[Collection entries]
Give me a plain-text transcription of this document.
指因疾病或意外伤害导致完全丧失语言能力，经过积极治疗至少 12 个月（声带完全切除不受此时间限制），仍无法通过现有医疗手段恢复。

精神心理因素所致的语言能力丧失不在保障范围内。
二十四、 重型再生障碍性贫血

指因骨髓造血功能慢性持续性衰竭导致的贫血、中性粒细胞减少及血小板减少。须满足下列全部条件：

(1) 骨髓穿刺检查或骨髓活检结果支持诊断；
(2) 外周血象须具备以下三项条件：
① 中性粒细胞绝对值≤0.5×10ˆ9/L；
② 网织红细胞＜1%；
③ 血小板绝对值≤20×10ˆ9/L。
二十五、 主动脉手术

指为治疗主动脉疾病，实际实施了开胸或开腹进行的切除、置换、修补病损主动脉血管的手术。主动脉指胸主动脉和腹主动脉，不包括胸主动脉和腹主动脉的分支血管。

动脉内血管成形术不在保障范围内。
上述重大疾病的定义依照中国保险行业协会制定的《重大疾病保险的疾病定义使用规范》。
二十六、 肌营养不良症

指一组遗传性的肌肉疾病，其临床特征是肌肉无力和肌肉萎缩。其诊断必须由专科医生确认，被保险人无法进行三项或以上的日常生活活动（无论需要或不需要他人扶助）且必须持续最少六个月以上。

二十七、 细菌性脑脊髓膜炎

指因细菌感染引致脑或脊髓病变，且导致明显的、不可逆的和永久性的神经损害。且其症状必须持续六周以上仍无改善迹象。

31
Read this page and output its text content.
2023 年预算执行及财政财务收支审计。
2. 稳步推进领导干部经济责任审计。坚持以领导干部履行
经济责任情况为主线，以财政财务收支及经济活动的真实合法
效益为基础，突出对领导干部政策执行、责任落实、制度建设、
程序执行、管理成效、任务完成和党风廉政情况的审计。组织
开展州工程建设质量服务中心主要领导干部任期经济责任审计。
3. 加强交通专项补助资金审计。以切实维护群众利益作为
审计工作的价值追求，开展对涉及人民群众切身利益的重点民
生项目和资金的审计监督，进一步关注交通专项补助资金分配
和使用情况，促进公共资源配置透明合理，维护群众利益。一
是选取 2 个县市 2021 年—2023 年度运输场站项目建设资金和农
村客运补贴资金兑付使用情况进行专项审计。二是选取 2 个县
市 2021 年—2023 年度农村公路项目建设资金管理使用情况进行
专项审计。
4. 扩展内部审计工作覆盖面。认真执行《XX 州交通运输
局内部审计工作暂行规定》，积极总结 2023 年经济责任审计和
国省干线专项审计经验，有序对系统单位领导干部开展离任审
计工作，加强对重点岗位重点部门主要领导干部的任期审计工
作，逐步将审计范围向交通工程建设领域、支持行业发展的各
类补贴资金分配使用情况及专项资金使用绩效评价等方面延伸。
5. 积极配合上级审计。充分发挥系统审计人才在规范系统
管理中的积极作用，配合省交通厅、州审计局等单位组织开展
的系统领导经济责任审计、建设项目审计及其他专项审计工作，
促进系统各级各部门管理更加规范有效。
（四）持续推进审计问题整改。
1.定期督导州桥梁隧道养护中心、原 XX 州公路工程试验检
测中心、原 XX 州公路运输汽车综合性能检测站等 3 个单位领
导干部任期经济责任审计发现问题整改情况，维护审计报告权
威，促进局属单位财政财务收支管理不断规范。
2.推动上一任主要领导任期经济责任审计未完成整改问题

(What is expected) Above are the records; copy exactly the lines from the one with "Read this page and output its text content." through the final line.

(Reply)
Read this page and output its text content.
2023 年预算执行及财政财务收支审计。
2. 稳步推进领导干部经济责任审计。坚持以领导干部履行
经济责任情况为主线，以财政财务收支及经济活动的真实合法
效益为基础，突出对领导干部政策执行、责任落实、制度建设、
程序执行、管理成效、任务完成和党风廉政情况的审计。组织
开展州工程建设质量服务中心主要领导干部任期经济责任审计。
3. 加强交通专项补助资金审计。以切实维护群众利益作为
审计工作的价值追求，开展对涉及人民群众切身利益的重点民
生项目和资金的审计监督，进一步关注交通专项补助资金分配
和使用情况，促进公共资源配置透明合理，维护群众利益。一
是选取 2 个县市 2021 年—2023 年度运输场站项目建设资金和农
村客运补贴资金兑付使用情况进行专项审计。二是选取 2 个县
市 2021 年—2023 年度农村公路项目建设资金管理使用情况进行
专项审计。
4. 扩展内部审计工作覆盖面。认真执行《XX 州交通运输
局内部审计工作暂行规定》，积极总结 2023 年经济责任审计和
国省干线专项审计经验，有序对系统单位领导干部开展离任审
计工作，加强对重点岗位重点部门主要领导干部的任期审计工
作，逐步将审计范围向交通工程建设领域、支持行业发展的各
类补贴资金分配使用情况及专项资金使用绩效评价等方面延伸。
5. 积极配合上级审计。充分发挥系统审计人才在规范系统
管理中的积极作用，配合省交通厅、州审计局等单位组织开展
的系统领导经济责任审计、建设项目审计及其他专项审计工作，
促进系统各级各部门管理更加规范有效。
（四）持续推进审计问题整改。
1.定期督导州桥梁隧道养护中心、原 XX 州公路工程试验检
测中心、原 XX 州公路运输汽车综合性能检测站等 3 个单位领
导干部任期经济责任审计发现问题整改情况，维护审计报告权
威，促进局属单位财政财务收支管理不断规范。
2.推动上一任主要领导任期经济责任审计未完成整改问题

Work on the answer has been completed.